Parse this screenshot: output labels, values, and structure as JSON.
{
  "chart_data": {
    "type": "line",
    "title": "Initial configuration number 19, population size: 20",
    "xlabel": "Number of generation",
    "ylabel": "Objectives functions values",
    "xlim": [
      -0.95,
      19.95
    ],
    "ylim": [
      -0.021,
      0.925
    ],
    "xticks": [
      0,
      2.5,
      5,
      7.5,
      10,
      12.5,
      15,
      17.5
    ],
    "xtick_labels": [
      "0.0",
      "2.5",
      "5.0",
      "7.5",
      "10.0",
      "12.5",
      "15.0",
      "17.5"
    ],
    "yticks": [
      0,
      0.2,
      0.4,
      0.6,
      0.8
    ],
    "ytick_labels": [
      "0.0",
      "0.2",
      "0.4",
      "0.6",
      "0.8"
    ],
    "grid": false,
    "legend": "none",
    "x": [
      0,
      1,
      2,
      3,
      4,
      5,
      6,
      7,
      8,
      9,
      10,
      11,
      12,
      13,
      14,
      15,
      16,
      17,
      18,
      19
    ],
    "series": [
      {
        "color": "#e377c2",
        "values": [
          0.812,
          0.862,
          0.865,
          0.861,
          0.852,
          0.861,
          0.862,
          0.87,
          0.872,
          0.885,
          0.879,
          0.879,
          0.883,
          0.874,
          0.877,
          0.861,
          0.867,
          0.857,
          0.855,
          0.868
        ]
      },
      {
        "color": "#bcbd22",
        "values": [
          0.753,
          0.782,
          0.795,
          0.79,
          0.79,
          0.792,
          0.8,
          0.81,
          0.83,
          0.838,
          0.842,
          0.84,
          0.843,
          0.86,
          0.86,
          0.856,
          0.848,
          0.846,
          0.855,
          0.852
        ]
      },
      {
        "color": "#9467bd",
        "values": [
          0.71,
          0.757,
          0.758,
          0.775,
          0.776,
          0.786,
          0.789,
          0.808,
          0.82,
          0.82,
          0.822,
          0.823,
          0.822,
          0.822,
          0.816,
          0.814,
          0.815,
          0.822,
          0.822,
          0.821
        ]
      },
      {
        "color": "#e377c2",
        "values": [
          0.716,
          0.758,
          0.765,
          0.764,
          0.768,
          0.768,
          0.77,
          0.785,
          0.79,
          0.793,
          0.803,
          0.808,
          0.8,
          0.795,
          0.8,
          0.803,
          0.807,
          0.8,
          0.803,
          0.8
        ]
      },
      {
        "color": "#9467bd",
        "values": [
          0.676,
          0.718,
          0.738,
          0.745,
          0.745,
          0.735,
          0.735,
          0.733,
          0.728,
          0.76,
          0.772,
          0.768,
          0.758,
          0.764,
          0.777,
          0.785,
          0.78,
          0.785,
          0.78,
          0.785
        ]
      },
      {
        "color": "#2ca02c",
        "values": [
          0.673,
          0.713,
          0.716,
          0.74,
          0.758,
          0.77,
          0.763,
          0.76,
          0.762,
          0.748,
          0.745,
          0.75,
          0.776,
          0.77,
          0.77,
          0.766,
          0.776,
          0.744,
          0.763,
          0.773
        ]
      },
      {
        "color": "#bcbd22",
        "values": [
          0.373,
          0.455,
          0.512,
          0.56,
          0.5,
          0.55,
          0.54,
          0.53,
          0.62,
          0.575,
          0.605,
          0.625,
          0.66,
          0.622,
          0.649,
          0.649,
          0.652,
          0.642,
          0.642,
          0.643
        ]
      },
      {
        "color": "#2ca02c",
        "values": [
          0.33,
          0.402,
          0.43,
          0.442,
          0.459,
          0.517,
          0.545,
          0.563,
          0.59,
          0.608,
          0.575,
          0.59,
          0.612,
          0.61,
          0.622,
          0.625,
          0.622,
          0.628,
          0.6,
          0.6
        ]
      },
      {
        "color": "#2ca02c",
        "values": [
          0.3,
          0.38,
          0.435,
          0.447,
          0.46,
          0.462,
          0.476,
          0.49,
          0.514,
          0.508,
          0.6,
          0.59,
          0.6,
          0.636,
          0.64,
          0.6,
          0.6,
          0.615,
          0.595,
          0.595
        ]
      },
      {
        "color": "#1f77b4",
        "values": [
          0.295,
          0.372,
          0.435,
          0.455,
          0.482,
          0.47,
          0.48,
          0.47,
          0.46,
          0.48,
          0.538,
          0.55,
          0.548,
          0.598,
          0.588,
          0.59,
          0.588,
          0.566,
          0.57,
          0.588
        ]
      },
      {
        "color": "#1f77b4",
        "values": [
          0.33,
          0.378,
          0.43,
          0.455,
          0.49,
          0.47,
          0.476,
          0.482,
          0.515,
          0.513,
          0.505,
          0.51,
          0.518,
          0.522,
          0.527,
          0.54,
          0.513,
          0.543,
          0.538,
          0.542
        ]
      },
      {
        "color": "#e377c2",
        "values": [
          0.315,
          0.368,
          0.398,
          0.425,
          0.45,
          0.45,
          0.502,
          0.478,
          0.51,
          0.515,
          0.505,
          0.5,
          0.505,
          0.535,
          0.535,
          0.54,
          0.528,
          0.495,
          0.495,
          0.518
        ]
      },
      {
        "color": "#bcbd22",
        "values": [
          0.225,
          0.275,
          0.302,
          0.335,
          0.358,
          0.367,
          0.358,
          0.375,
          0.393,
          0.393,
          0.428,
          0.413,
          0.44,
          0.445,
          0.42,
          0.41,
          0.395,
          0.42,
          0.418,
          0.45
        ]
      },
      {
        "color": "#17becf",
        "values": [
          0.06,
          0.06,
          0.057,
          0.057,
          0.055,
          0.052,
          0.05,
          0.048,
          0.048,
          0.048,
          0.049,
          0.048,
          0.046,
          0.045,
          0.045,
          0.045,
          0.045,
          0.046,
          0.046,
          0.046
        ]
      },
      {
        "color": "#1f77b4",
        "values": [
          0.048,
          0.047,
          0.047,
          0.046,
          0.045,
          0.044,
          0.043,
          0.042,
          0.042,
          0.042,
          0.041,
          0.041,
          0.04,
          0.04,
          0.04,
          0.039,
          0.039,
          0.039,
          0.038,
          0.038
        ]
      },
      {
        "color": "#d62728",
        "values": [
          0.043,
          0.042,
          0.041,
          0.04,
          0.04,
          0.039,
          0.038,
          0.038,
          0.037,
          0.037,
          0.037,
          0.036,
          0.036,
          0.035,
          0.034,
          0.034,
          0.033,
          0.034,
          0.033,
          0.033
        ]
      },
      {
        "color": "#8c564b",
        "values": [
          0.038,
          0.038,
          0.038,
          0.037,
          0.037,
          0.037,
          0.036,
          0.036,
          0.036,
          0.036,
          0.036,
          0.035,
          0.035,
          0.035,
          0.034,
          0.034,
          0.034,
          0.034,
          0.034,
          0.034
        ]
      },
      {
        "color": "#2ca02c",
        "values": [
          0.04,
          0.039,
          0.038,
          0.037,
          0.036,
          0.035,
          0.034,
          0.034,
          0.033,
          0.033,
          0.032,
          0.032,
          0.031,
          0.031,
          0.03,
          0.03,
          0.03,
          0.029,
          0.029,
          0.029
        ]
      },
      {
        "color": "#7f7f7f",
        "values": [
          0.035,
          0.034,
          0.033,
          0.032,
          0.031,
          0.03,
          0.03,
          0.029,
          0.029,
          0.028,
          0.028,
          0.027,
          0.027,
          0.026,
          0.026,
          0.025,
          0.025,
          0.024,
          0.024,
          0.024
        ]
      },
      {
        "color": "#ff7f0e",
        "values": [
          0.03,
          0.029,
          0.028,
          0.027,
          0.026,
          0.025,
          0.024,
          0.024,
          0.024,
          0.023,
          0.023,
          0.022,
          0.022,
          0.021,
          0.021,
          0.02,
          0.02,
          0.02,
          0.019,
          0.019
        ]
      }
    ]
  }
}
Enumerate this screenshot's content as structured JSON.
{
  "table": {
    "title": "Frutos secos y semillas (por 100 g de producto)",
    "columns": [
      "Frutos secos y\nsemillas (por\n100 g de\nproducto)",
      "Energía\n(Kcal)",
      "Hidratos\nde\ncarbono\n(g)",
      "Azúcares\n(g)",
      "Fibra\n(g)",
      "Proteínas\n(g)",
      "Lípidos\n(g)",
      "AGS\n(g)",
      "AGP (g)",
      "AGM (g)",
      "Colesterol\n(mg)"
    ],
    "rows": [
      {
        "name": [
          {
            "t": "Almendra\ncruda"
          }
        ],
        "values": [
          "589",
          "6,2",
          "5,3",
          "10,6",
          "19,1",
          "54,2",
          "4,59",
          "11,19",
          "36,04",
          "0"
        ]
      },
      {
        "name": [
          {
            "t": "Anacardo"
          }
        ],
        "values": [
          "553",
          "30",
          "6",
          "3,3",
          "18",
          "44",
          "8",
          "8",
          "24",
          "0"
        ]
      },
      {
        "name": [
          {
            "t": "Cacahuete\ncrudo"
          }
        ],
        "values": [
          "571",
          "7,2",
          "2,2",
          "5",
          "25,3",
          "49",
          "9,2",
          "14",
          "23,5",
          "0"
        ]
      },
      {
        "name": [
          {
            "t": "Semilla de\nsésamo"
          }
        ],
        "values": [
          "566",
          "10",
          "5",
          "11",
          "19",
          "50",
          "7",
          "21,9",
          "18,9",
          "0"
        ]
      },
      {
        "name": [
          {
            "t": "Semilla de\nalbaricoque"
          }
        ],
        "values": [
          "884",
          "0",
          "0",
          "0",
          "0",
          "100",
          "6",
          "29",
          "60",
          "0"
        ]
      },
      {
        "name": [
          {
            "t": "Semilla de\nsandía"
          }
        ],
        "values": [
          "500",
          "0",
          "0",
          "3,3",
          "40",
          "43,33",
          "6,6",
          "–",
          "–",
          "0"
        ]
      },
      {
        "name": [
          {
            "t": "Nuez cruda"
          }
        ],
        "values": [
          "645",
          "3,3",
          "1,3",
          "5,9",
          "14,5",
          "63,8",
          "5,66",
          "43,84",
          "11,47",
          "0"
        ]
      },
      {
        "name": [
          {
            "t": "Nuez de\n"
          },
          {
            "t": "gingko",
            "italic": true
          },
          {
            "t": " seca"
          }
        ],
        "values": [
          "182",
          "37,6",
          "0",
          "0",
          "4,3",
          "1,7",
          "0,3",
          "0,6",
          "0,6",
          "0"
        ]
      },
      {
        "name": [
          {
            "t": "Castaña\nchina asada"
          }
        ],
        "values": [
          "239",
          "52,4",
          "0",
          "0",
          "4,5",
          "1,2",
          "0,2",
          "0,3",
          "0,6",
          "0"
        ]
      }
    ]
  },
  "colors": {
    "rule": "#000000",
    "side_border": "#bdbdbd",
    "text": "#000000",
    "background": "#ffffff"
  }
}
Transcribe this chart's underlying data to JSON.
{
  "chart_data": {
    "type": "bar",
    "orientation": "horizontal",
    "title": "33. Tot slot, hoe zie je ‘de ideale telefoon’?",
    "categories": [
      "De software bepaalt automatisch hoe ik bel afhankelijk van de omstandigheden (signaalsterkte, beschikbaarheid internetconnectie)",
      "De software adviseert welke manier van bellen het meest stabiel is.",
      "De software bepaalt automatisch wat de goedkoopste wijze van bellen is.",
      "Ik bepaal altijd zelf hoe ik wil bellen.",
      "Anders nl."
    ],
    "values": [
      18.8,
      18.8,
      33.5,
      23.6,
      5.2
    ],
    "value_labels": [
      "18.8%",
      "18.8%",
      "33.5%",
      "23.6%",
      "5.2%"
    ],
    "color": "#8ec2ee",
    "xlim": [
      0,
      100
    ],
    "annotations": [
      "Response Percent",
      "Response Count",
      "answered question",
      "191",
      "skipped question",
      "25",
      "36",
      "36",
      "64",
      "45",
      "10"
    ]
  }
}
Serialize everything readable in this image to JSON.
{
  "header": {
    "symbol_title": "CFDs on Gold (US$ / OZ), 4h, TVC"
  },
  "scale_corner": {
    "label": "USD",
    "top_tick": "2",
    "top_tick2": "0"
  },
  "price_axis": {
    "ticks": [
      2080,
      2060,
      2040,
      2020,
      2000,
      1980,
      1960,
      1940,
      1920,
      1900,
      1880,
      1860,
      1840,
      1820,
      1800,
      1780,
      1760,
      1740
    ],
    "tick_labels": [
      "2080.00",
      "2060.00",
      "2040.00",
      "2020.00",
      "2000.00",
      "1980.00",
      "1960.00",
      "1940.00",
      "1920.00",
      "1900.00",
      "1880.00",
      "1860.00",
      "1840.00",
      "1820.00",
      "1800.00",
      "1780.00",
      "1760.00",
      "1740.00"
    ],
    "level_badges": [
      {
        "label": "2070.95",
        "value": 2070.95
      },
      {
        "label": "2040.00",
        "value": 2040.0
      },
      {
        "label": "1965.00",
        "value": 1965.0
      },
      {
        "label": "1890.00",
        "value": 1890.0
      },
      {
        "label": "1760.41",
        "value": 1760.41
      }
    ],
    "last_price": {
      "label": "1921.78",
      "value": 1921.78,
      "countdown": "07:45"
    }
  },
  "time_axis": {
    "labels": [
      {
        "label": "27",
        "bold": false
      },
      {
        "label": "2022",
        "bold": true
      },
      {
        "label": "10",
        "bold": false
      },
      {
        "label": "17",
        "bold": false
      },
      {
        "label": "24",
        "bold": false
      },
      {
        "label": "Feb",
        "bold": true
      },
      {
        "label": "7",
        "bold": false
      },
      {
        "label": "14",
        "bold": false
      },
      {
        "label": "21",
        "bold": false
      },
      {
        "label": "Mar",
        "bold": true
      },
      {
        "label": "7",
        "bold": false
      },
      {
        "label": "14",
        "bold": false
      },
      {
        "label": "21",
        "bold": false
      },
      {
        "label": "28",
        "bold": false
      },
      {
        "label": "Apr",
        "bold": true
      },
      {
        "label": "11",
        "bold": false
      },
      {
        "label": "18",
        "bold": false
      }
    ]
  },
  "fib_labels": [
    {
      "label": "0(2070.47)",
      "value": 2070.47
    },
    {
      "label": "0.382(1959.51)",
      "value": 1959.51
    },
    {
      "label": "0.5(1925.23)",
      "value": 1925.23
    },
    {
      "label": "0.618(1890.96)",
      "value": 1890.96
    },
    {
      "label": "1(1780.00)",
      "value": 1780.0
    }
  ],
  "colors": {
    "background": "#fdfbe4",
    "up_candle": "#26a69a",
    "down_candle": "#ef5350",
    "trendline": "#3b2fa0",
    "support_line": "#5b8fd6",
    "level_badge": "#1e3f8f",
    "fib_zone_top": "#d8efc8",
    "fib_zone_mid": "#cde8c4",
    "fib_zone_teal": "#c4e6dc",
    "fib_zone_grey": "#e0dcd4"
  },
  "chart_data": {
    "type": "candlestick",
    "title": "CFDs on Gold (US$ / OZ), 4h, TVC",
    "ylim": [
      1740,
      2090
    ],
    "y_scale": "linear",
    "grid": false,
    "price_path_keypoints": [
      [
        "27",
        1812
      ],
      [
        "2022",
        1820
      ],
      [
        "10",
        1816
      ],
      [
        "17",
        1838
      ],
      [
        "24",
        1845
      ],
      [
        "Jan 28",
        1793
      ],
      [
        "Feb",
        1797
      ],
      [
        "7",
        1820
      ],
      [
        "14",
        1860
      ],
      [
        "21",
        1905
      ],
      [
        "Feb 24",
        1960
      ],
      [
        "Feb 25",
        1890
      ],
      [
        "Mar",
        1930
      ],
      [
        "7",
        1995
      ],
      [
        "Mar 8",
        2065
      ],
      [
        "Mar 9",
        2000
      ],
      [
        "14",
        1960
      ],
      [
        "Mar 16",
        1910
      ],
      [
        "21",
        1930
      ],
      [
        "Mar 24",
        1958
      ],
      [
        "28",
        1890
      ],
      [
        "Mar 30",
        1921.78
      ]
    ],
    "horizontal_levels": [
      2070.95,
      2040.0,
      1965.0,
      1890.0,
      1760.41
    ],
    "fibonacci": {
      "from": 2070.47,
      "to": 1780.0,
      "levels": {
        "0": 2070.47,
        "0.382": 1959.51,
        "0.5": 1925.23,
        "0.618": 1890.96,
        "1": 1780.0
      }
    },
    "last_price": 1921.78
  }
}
::::::::::
Task directions. Work through the records line by line and tally those with the word "type". Report only the total.

In response. 3